THE PROBLEM
Write out all of the data without omission, exactly as shown.

SUPPLIED MATERIAL

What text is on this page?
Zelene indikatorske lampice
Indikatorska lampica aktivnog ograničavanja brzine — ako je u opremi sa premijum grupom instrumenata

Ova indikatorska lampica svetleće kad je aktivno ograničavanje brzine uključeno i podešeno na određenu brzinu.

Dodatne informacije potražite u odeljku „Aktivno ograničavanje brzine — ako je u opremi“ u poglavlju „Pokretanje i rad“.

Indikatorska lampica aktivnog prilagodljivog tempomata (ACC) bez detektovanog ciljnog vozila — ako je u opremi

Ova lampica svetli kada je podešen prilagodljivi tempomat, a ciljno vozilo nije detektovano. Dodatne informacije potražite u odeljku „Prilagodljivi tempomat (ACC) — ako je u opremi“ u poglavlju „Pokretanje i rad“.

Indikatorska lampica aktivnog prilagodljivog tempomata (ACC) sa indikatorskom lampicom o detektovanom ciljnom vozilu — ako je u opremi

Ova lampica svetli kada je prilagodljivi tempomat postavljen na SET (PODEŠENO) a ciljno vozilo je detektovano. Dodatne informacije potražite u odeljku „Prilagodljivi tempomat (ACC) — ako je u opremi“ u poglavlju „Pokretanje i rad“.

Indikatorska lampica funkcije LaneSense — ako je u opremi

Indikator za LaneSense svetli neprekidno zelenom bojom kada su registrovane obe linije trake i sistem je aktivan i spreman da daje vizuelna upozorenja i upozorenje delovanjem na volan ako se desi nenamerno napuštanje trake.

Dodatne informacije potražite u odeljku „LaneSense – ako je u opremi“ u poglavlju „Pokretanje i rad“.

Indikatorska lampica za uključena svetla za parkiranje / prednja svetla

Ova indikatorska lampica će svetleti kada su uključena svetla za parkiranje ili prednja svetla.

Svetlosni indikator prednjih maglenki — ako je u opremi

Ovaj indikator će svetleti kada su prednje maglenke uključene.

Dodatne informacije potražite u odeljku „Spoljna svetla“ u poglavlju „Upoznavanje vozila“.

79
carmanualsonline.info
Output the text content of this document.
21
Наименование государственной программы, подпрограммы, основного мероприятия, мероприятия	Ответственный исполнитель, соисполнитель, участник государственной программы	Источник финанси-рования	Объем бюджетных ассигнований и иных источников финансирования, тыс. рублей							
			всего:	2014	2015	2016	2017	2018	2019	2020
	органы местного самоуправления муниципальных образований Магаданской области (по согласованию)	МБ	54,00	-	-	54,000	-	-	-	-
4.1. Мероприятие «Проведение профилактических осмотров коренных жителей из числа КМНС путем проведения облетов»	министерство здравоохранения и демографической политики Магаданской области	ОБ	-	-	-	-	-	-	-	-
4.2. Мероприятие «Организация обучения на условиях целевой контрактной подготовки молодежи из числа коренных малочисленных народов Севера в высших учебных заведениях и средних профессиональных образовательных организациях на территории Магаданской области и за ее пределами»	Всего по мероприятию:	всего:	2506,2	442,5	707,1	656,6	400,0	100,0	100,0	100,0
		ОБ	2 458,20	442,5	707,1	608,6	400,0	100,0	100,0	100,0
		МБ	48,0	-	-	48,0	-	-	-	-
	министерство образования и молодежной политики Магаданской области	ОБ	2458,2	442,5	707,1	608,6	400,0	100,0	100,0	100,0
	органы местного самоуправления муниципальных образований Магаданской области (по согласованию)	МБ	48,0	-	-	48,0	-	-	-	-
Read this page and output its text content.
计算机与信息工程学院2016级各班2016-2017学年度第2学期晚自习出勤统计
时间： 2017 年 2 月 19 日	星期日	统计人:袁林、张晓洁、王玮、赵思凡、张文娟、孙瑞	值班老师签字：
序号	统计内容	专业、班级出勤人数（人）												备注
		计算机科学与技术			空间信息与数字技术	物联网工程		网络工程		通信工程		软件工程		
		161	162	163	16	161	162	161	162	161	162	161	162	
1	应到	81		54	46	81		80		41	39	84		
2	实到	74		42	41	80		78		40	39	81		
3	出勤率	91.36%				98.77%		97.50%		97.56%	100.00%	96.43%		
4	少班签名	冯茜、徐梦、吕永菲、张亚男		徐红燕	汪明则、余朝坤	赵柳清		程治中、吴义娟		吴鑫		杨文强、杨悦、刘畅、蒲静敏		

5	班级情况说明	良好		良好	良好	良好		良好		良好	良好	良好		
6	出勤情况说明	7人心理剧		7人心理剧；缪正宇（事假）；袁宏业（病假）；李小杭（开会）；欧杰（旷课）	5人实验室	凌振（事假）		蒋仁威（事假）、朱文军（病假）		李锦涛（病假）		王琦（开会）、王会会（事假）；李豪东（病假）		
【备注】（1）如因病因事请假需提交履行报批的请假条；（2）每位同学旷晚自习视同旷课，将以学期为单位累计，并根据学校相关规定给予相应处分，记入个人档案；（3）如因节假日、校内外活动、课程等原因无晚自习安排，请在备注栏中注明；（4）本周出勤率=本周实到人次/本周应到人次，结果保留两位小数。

RESULT OF THIS TASK
What text is on this page?
Zelene indikatorske lampice
Indikatorska lampica aktivnog ograničavanja brzine — ako je u opremi sa premijum grupom instrumenata

Ova indikatorska lampica svetleće kad je aktivno ograničavanje brzine uključeno i podešeno na određenu brzinu.

Dodatne informacije potražite u odeljku „Aktivno ograničavanje brzine — ako je u opremi“ u poglavlju „Pokretanje i rad“.

Indikatorska lampica aktivnog prilagodljivog tempomata (ACC) bez detektovanog ciljnog vozila — ako je u opremi

Ova lampica svetli kada je podešen prilagodljivi tempomat, a ciljno vozilo nije detektovano. Dodatne informacije potražite u odeljku „Prilagodljivi tempomat (ACC) — ako je u opremi“ u poglavlju „Pokretanje i rad“.

Indikatorska lampica aktivnog prilagodljivog tempomata (ACC) sa indikatorskom lampicom o detektovanom ciljnom vozilu — ako je u opremi

Ova lampica svetli kada je prilagodljivi tempomat postavljen na SET (PODEŠENO) a ciljno vozilo je detektovano. Dodatne informacije potražite u odeljku „Prilagodljivi tempomat (ACC) — ako je u opremi“ u poglavlju „Pokretanje i rad“.

Indikatorska lampica funkcije LaneSense — ako je u opremi

Indikator za LaneSense svetli neprekidno zelenom bojom kada su registrovane obe linije trake i sistem je aktivan i spreman da daje vizuelna upozorenja i upozorenje delovanjem na volan ako se desi nenamerno napuštanje trake.

Dodatne informacije potražite u odeljku „LaneSense – ako je u opremi“ u poglavlju „Pokretanje i rad“.

Indikatorska lampica za uključena svetla za parkiranje / prednja svetla

Ova indikatorska lampica će svetleti kada su uključena svetla za parkiranje ili prednja svetla.

Svetlosni indikator prednjih maglenki — ako je u opremi

Ovaj indikator će svetleti kada su prednje maglenke uključene.

Dodatne informacije potražite u odeljku „Spoljna svetla“ u poglavlju „Upoznavanje vozila“.

79
carmanualsonline.info
Output the text content of this document.
21
Наименование государственной программы, подпрограммы, основного мероприятия, мероприятия	Ответственный исполнитель, соисполнитель, участник государственной программы	Источник финанси-рования	Объем бюджетных ассигнований и иных источников финансирования, тыс. рублей							
			всего:	2014	2015	2016	2017	2018	2019	2020
	органы местного самоуправления муниципальных образований Магаданской области (по согласованию)	МБ	54,00	-	-	54,000	-	-	-	-
4.1. Мероприятие «Проведение профилактических осмотров коренных жителей из числа КМНС путем проведения облетов»	министерство здравоохранения и демографической политики Магаданской области	ОБ	-	-	-	-	-	-	-	-
4.2. Мероприятие «Организация обучения на условиях целевой контрактной подготовки молодежи из числа коренных малочисленных народов Севера в высших учебных заведениях и средних профессиональных образовательных организациях на территории Магаданской области и за ее пределами»	Всего по мероприятию:	всего:	2506,2	442,5	707,1	656,6	400,0	100,0	100,0	100,0
		ОБ	2 458,20	442,5	707,1	608,6	400,0	100,0	100,0	100,0
		МБ	48,0	-	-	48,0	-	-	-	-
	министерство образования и молодежной политики Магаданской области	ОБ	2458,2	442,5	707,1	608,6	400,0	100,0	100,0	100,0
	органы местного самоуправления муниципальных образований Магаданской области (по согласованию)	МБ	48,0	-	-	48,0	-	-	-	-
Read this page and output its text content.
计算机与信息工程学院2016级各班2016-2017学年度第2学期晚自习出勤统计
时间： 2017 年 2 月 19 日	星期日	统计人:袁林、张晓洁、王玮、赵思凡、张文娟、孙瑞	值班老师签字：
序号	统计内容	专业、班级出勤人数（人）												备注
		计算机科学与技术			空间信息与数字技术	物联网工程		网络工程		通信工程		软件工程		
		161	162	163	16	161	162	161	162	161	162	161	162	
1	应到	81		54	46	81		80		41	39	84		
2	实到	74		42	41	80		78		40	39	81		
3	出勤率	91.36%				98.77%		97.50%		97.56%	100.00%	96.43%		
4	少班签名	冯茜、徐梦、吕永菲、张亚男		徐红燕	汪明则、余朝坤	赵柳清		程治中、吴义娟		吴鑫		杨文强、杨悦、刘畅、蒲静敏		

5	班级情况说明	良好		良好	良好	良好		良好		良好	良好	良好		
6	出勤情况说明	7人心理剧		7人心理剧；缪正宇（事假）；袁宏业（病假）；李小杭（开会）；欧杰（旷课）	5人实验室	凌振（事假）		蒋仁威（事假）、朱文军（病假）		李锦涛（病假）		王琦（开会）、王会会（事假）；李豪东（病假）		
【备注】（1）如因病因事请假需提交履行报批的请假条；（2）每位同学旷晚自习视同旷课，将以学期为单位累计，并根据学校相关规定给予相应处分，记入个人档案；（3）如因节假日、校内外活动、课程等原因无晚自习安排，请在备注栏中注明；（4）本周出勤率=本周实到人次/本周应到人次，结果保留两位小数。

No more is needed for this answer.